[Part of a data file]
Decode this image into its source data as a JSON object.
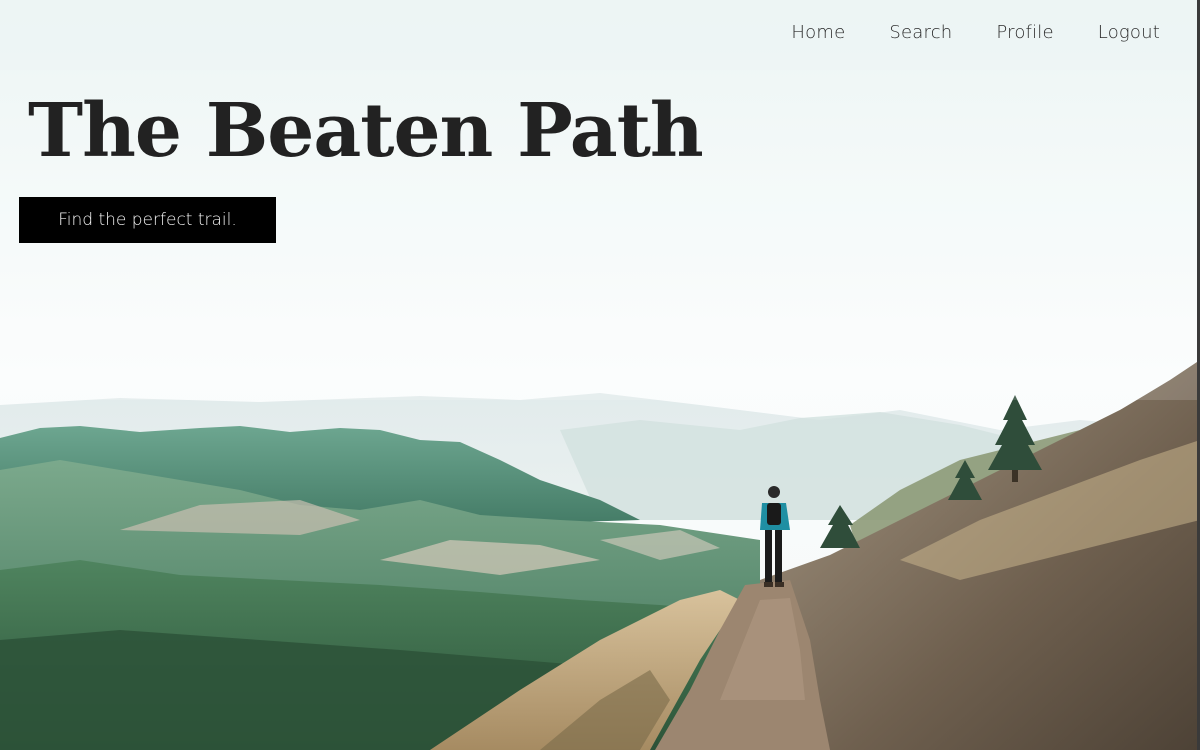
{
  "nav": {
    "home": "Home",
    "search": "Search",
    "profile": "Profile",
    "logout": "Logout"
  },
  "hero": {
    "title": "The Beaten Path",
    "tagline": "Find the perfect trail."
  },
  "colors": {
    "title_text": "#222222",
    "button_bg": "#000000",
    "button_text": "#f4f4f4",
    "sky": "#f6fafa",
    "forest": "#3f7a5f",
    "trail": "#8a7560"
  }
}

- **Exercise**
Without the pictures, write out every entry precisely as it appears.

- **Problem solution**
Decode this image into its source data as a JSON object.
{
  "nav": {
    "home": "Home",
    "search": "Search",
    "profile": "Profile",
    "logout": "Logout"
  },
  "hero": {
    "title": "The Beaten Path",
    "tagline": "Find the perfect trail."
  },
  "colors": {
    "title_text": "#222222",
    "button_bg": "#000000",
    "button_text": "#f4f4f4",
    "sky": "#f6fafa",
    "forest": "#3f7a5f",
    "trail": "#8a7560"
  }
}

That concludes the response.